### PROBLEM DESCRIPTION
Output the full material exactly as it appears here.

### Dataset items
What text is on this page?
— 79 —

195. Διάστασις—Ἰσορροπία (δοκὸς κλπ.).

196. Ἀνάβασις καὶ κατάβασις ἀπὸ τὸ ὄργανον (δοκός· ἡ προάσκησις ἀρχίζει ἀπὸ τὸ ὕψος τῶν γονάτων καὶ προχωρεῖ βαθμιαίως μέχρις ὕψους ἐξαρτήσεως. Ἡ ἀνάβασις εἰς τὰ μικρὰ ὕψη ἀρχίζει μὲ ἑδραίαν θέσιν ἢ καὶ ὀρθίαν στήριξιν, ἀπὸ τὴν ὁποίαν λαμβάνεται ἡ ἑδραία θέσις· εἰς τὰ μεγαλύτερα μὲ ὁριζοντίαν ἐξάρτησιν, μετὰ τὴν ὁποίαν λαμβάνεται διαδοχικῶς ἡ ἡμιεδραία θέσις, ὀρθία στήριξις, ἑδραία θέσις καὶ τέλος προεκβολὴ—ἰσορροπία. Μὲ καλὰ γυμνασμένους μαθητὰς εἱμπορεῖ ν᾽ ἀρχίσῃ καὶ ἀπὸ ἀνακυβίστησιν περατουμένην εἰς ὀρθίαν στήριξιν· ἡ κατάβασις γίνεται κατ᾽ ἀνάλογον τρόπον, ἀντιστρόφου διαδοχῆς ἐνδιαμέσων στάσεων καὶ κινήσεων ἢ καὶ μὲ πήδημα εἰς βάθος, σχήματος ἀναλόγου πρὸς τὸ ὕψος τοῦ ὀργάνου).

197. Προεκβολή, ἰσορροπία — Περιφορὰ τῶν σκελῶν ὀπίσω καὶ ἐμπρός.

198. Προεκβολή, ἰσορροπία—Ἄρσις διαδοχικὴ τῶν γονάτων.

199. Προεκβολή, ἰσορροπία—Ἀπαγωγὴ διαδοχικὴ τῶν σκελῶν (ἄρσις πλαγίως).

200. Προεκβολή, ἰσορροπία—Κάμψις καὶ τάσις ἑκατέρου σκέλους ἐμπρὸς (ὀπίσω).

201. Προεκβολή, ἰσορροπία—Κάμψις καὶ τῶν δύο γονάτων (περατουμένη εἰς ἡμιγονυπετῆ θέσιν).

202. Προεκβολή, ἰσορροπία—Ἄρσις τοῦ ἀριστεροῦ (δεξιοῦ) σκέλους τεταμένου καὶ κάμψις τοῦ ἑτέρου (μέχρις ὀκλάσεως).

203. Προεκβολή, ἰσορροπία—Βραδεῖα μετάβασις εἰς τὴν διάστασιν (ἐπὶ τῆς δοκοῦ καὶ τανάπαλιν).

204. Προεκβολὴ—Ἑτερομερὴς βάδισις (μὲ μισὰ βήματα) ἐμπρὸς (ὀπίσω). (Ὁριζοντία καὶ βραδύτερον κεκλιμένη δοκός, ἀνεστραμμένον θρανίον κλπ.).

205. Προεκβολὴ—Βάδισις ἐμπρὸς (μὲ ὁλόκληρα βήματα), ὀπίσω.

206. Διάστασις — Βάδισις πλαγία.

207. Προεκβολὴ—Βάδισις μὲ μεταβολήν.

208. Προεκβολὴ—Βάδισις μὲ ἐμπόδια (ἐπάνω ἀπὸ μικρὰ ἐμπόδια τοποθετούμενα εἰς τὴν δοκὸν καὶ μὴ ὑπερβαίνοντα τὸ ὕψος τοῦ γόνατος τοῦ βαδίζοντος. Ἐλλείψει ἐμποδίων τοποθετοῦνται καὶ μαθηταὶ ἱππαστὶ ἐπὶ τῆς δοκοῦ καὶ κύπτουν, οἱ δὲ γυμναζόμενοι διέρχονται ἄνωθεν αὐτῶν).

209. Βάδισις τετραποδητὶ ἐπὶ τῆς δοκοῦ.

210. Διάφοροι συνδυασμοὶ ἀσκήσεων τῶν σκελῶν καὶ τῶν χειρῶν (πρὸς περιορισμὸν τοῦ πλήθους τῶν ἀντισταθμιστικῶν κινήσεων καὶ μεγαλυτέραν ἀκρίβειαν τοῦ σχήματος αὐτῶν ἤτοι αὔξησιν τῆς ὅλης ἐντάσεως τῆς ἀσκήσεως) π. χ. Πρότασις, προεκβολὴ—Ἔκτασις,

### RESPONSE FOR THIS EXERCISE
What text is on this page?
— 79 —

195. Διάστασις—Ἰσορροπία (δοκὸς κλπ.).

196. Ἀνάβασις καὶ κατάβασις ἀπὸ τὸ ὄργανον (δοκός· ἡ προάσκησις ἀρχίζει ἀπὸ τὸ ὕψος τῶν γονάτων καὶ προχωρεῖ βαθμιαίως μέχρις ὕψους ἐξαρτήσεως. Ἡ ἀνάβασις εἰς τὰ μικρὰ ὕψη ἀρχίζει μὲ ἑδραίαν θέσιν ἢ καὶ ὀρθίαν στήριξιν, ἀπὸ τὴν ὁποίαν λαμβάνεται ἡ ἑδραία θέσις· εἰς τὰ μεγαλύτερα μὲ ὁριζοντίαν ἐξάρτησιν, μετὰ τὴν ὁποίαν λαμβάνεται διαδοχικῶς ἡ ἡμιεδραία θέσις, ὀρθία στήριξις, ἑδραία θέσις καὶ τέλος προεκβολὴ—ἰσορροπία. Μὲ καλὰ γυμνασμένους μαθητὰς εἱμπορεῖ ν᾽ ἀρχίσῃ καὶ ἀπὸ ἀνακυβίστησιν περατουμένην εἰς ὀρθίαν στήριξιν· ἡ κατάβασις γίνεται κατ᾽ ἀνάλογον τρόπον, ἀντιστρόφου διαδοχῆς ἐνδιαμέσων στάσεων καὶ κινήσεων ἢ καὶ μὲ πήδημα εἰς βάθος, σχήματος ἀναλόγου πρὸς τὸ ὕψος τοῦ ὀργάνου).

197. Προεκβολή, ἰσορροπία — Περιφορὰ τῶν σκελῶν ὀπίσω καὶ ἐμπρός.

198. Προεκβολή, ἰσορροπία—Ἄρσις διαδοχικὴ τῶν γονάτων.

199. Προεκβολή, ἰσορροπία—Ἀπαγωγὴ διαδοχικὴ τῶν σκελῶν (ἄρσις πλαγίως).

200. Προεκβολή, ἰσορροπία—Κάμψις καὶ τάσις ἑκατέρου σκέλους ἐμπρὸς (ὀπίσω).

201. Προεκβολή, ἰσορροπία—Κάμψις καὶ τῶν δύο γονάτων (περατουμένη εἰς ἡμιγονυπετῆ θέσιν).

202. Προεκβολή, ἰσορροπία—Ἄρσις τοῦ ἀριστεροῦ (δεξιοῦ) σκέλους τεταμένου καὶ κάμψις τοῦ ἑτέρου (μέχρις ὀκλάσεως).

203. Προεκβολή, ἰσορροπία—Βραδεῖα μετάβασις εἰς τὴν διάστασιν (ἐπὶ τῆς δοκοῦ καὶ τανάπαλιν).

204. Προεκβολὴ—Ἑτερομερὴς βάδισις (μὲ μισὰ βήματα) ἐμπρὸς (ὀπίσω). (Ὁριζοντία καὶ βραδύτερον κεκλιμένη δοκός, ἀνεστραμμένον θρανίον κλπ.).

205. Προεκβολὴ—Βάδισις ἐμπρὸς (μὲ ὁλόκληρα βήματα), ὀπίσω.

206. Διάστασις — Βάδισις πλαγία.

207. Προεκβολὴ—Βάδισις μὲ μεταβολήν.

208. Προεκβολὴ—Βάδισις μὲ ἐμπόδια (ἐπάνω ἀπὸ μικρὰ ἐμπόδια τοποθετούμενα εἰς τὴν δοκὸν καὶ μὴ ὑπερβαίνοντα τὸ ὕψος τοῦ γόνατος τοῦ βαδίζοντος. Ἐλλείψει ἐμποδίων τοποθετοῦνται καὶ μαθηταὶ ἱππαστὶ ἐπὶ τῆς δοκοῦ καὶ κύπτουν, οἱ δὲ γυμναζόμενοι διέρχονται ἄνωθεν αὐτῶν).

209. Βάδισις τετραποδητὶ ἐπὶ τῆς δοκοῦ.

210. Διάφοροι συνδυασμοὶ ἀσκήσεων τῶν σκελῶν καὶ τῶν χειρῶν (πρὸς περιορισμὸν τοῦ πλήθους τῶν ἀντισταθμιστικῶν κινήσεων καὶ μεγαλυτέραν ἀκρίβειαν τοῦ σχήματος αὐτῶν ἤτοι αὔξησιν τῆς ὅλης ἐντάσεως τῆς ἀσκήσεως) π. χ. Πρότασις, προεκβολὴ—Ἔκτασις,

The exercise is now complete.